> [Problem]:
Return the listing below unchanged, minus its pictures.
+ + + + + + +
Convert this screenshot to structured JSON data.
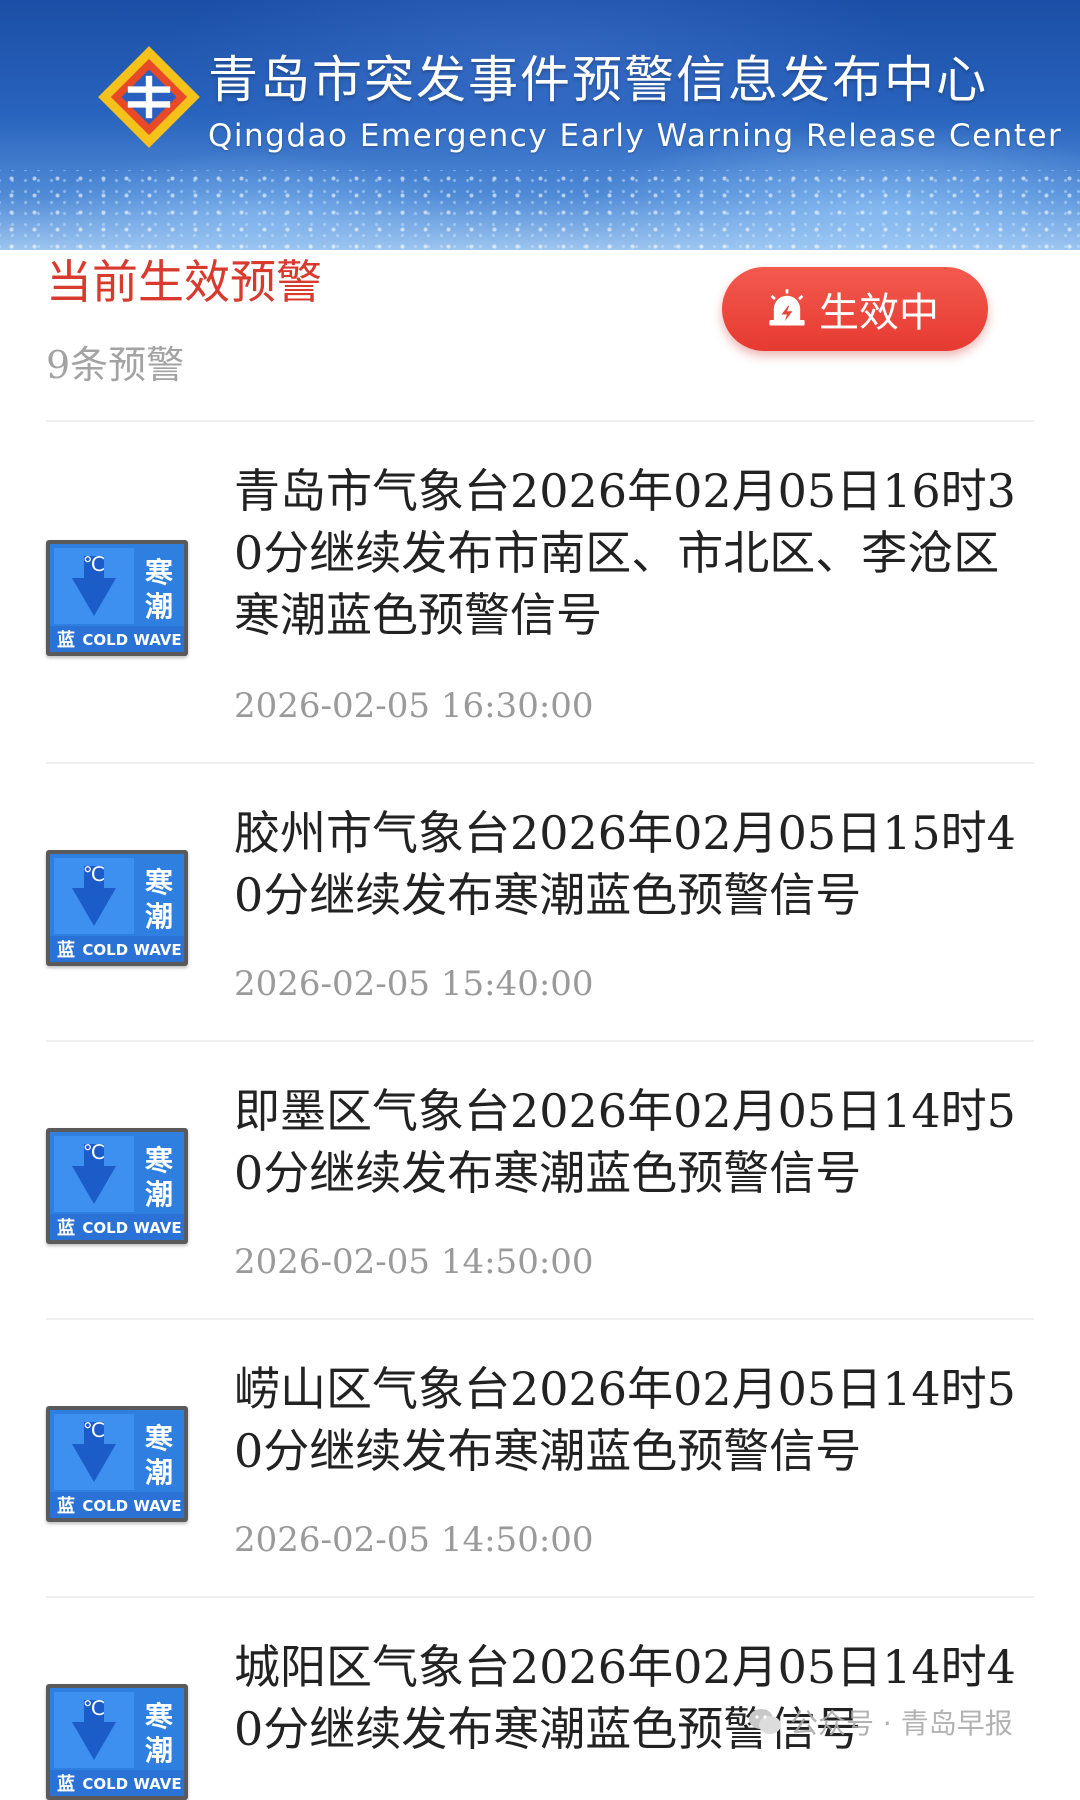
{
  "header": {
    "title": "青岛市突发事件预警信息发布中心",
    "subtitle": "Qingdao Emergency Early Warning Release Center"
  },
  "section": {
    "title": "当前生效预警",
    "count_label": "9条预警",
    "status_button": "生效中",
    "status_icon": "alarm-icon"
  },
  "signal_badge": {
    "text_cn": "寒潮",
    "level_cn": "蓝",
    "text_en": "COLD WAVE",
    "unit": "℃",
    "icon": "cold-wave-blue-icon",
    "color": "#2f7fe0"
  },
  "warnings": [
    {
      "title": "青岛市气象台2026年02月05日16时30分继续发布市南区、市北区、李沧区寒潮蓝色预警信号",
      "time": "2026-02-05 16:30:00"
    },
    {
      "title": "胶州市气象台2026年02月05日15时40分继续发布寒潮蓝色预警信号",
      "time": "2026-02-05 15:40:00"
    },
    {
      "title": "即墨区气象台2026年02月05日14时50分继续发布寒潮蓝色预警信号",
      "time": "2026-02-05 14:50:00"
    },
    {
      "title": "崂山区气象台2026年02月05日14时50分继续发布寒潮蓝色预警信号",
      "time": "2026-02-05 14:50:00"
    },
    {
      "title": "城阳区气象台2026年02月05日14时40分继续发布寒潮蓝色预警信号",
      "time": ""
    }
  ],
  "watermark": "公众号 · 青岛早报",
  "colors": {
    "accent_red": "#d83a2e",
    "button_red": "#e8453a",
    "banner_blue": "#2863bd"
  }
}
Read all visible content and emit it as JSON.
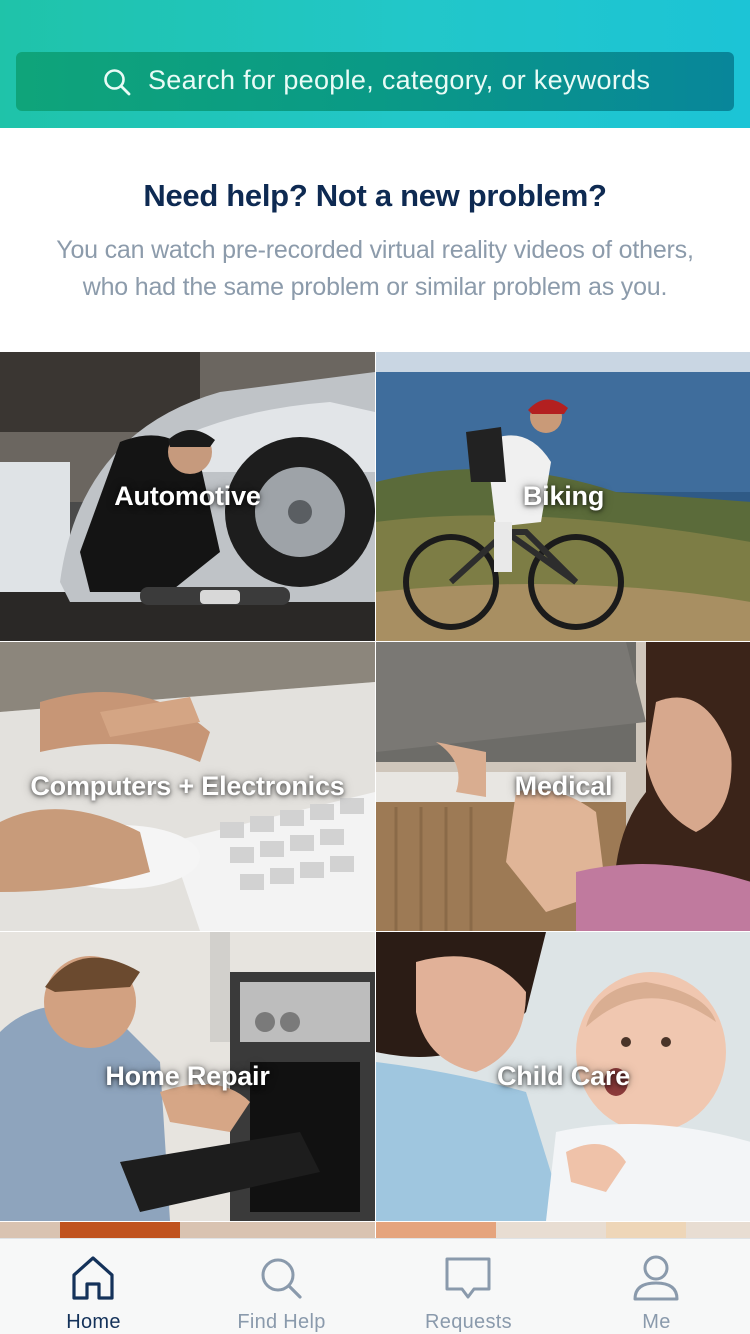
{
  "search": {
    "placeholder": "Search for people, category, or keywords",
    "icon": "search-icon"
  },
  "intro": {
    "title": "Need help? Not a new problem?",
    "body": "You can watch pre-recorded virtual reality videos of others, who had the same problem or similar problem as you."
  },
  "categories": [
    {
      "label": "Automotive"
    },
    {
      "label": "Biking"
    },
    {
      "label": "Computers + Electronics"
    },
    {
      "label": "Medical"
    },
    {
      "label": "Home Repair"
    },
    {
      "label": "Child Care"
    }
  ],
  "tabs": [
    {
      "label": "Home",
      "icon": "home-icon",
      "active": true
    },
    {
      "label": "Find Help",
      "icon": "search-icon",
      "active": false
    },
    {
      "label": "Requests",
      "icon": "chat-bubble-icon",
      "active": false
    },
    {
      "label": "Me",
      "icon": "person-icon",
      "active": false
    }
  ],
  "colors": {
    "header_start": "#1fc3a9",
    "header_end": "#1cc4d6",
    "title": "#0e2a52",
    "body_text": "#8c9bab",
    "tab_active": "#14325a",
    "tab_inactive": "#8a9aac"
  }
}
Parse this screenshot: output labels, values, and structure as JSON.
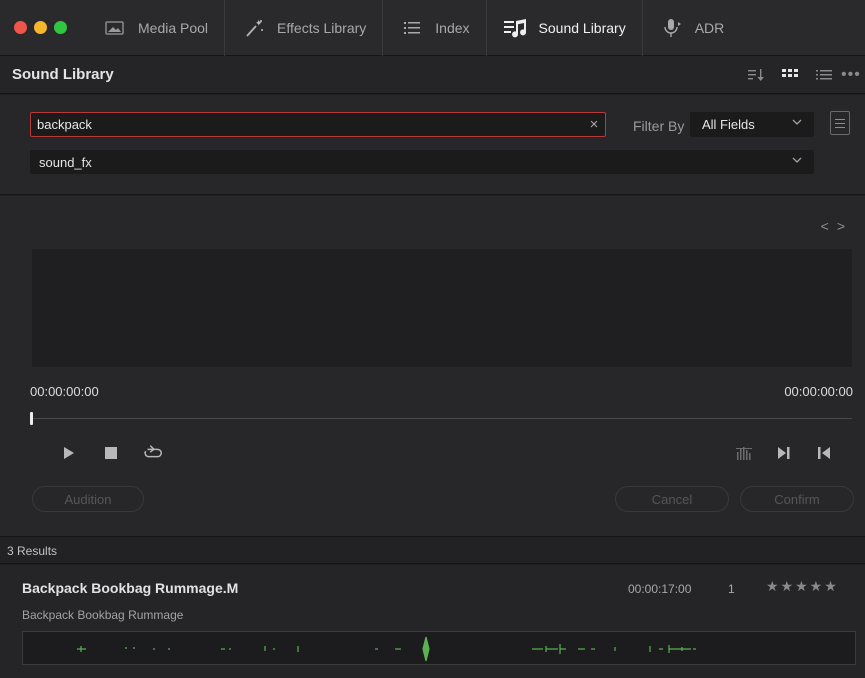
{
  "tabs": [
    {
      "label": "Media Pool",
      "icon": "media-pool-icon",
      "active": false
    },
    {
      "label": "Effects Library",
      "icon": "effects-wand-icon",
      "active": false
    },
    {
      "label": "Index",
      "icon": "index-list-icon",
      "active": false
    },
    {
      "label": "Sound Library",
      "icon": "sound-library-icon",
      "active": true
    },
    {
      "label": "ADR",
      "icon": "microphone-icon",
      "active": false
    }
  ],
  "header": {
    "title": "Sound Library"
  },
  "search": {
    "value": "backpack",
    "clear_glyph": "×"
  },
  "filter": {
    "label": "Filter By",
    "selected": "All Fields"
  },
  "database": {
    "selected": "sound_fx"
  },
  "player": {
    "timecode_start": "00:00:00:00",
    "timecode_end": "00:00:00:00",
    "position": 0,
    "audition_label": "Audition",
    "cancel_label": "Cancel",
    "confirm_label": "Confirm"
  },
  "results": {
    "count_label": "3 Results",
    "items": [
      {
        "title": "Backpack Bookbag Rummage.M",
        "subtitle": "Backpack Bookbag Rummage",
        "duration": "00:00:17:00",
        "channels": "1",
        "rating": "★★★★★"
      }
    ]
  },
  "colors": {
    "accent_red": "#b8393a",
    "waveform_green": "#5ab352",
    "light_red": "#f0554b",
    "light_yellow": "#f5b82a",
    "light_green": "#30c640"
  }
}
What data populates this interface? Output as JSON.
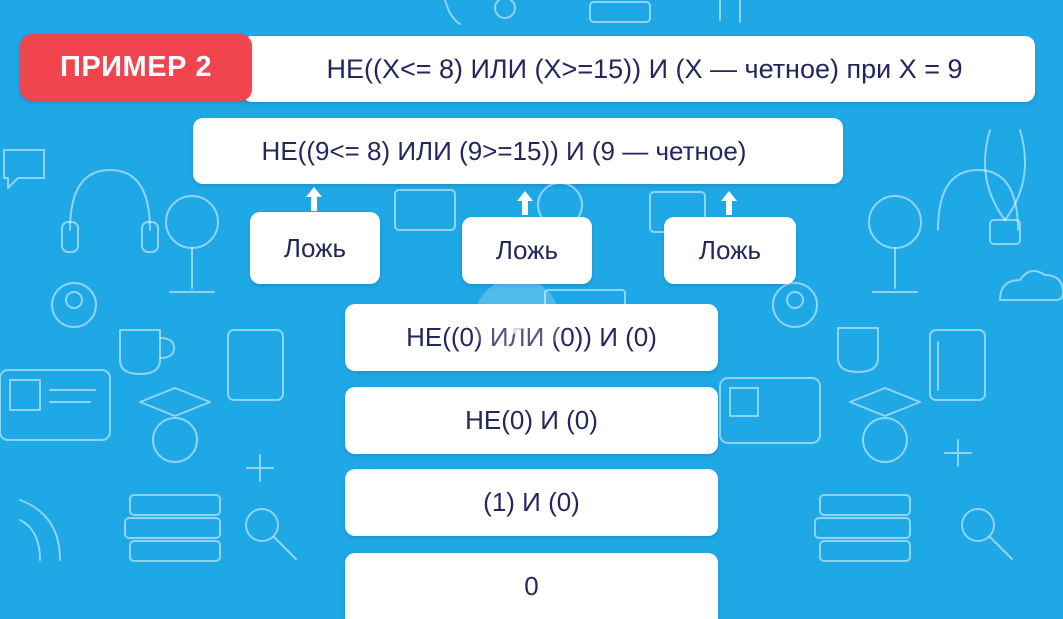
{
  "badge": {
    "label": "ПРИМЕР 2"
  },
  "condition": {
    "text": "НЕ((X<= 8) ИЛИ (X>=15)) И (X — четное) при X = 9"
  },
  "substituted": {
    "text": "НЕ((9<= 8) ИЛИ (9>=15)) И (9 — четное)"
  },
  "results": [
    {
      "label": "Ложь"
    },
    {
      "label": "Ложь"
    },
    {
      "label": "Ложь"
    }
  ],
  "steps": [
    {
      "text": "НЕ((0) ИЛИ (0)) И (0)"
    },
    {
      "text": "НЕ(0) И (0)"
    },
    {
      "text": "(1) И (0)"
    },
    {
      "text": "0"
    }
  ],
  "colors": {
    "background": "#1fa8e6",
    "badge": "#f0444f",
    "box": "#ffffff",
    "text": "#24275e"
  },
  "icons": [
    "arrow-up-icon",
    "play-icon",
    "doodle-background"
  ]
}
+ + + + + + +
> [Answer for this exercise]:
Convert this screenshot to structured JSON data.
{
  "header": {
    "title": "青岛市突发事件预警信息发布中心",
    "subtitle": "Qingdao Emergency Early Warning Release Center"
  },
  "section": {
    "title": "当前生效预警",
    "count_label": "9条预警",
    "status_button": "生效中",
    "status_icon": "alarm-icon"
  },
  "signal_badge": {
    "text_cn": "寒潮",
    "level_cn": "蓝",
    "text_en": "COLD WAVE",
    "unit": "℃",
    "icon": "cold-wave-blue-icon",
    "color": "#2f7fe0"
  },
  "warnings": [
    {
      "title": "青岛市气象台2026年02月05日16时30分继续发布市南区、市北区、李沧区寒潮蓝色预警信号",
      "time": "2026-02-05 16:30:00"
    },
    {
      "title": "胶州市气象台2026年02月05日15时40分继续发布寒潮蓝色预警信号",
      "time": "2026-02-05 15:40:00"
    },
    {
      "title": "即墨区气象台2026年02月05日14时50分继续发布寒潮蓝色预警信号",
      "time": "2026-02-05 14:50:00"
    },
    {
      "title": "崂山区气象台2026年02月05日14时50分继续发布寒潮蓝色预警信号",
      "time": "2026-02-05 14:50:00"
    },
    {
      "title": "城阳区气象台2026年02月05日14时40分继续发布寒潮蓝色预警信号",
      "time": ""
    }
  ],
  "watermark": "公众号 · 青岛早报",
  "colors": {
    "accent_red": "#d83a2e",
    "button_red": "#e8453a",
    "banner_blue": "#2863bd"
  }
}
Read all visible content and emit it as JSON.
{
  "search": {
    "placeholder": "Search for people, category, or keywords",
    "icon": "search-icon"
  },
  "intro": {
    "title": "Need help? Not a new problem?",
    "body": "You can watch pre-recorded virtual reality videos of others, who had the same problem or similar problem as you."
  },
  "categories": [
    {
      "label": "Automotive"
    },
    {
      "label": "Biking"
    },
    {
      "label": "Computers + Electronics"
    },
    {
      "label": "Medical"
    },
    {
      "label": "Home Repair"
    },
    {
      "label": "Child Care"
    }
  ],
  "tabs": [
    {
      "label": "Home",
      "icon": "home-icon",
      "active": true
    },
    {
      "label": "Find Help",
      "icon": "search-icon",
      "active": false
    },
    {
      "label": "Requests",
      "icon": "chat-bubble-icon",
      "active": false
    },
    {
      "label": "Me",
      "icon": "person-icon",
      "active": false
    }
  ],
  "colors": {
    "header_start": "#1fc3a9",
    "header_end": "#1cc4d6",
    "title": "#0e2a52",
    "body_text": "#8c9bab",
    "tab_active": "#14325a",
    "tab_inactive": "#8a9aac"
  }
}
Parse this screenshot: output labels, values, and structure as JSON.
{
  "tabs": [
    {
      "label": "Media Pool",
      "icon": "media-pool-icon",
      "active": false
    },
    {
      "label": "Effects Library",
      "icon": "effects-wand-icon",
      "active": false
    },
    {
      "label": "Index",
      "icon": "index-list-icon",
      "active": false
    },
    {
      "label": "Sound Library",
      "icon": "sound-library-icon",
      "active": true
    },
    {
      "label": "ADR",
      "icon": "microphone-icon",
      "active": false
    }
  ],
  "header": {
    "title": "Sound Library"
  },
  "search": {
    "value": "backpack",
    "clear_glyph": "×"
  },
  "filter": {
    "label": "Filter By",
    "selected": "All Fields"
  },
  "database": {
    "selected": "sound_fx"
  },
  "player": {
    "timecode_start": "00:00:00:00",
    "timecode_end": "00:00:00:00",
    "position": 0,
    "audition_label": "Audition",
    "cancel_label": "Cancel",
    "confirm_label": "Confirm"
  },
  "results": {
    "count_label": "3 Results",
    "items": [
      {
        "title": "Backpack Bookbag Rummage.M",
        "subtitle": "Backpack Bookbag Rummage",
        "duration": "00:00:17:00",
        "channels": "1",
        "rating": "★★★★★"
      }
    ]
  },
  "colors": {
    "accent_red": "#b8393a",
    "waveform_green": "#5ab352",
    "light_red": "#f0554b",
    "light_yellow": "#f5b82a",
    "light_green": "#30c640"
  }
}
What data populates this interface? Output as JSON.
{
  "badge": {
    "label": "ПРИМЕР 2"
  },
  "condition": {
    "text": "НЕ((X<= 8) ИЛИ (X>=15)) И (X — четное) при X = 9"
  },
  "substituted": {
    "text": "НЕ((9<= 8) ИЛИ (9>=15)) И (9 — четное)"
  },
  "results": [
    {
      "label": "Ложь"
    },
    {
      "label": "Ложь"
    },
    {
      "label": "Ложь"
    }
  ],
  "steps": [
    {
      "text": "НЕ((0) ИЛИ (0)) И (0)"
    },
    {
      "text": "НЕ(0) И (0)"
    },
    {
      "text": "(1) И (0)"
    },
    {
      "text": "0"
    }
  ],
  "colors": {
    "background": "#1fa8e6",
    "badge": "#f0444f",
    "box": "#ffffff",
    "text": "#24275e"
  },
  "icons": [
    "arrow-up-icon",
    "play-icon",
    "doodle-background"
  ]
}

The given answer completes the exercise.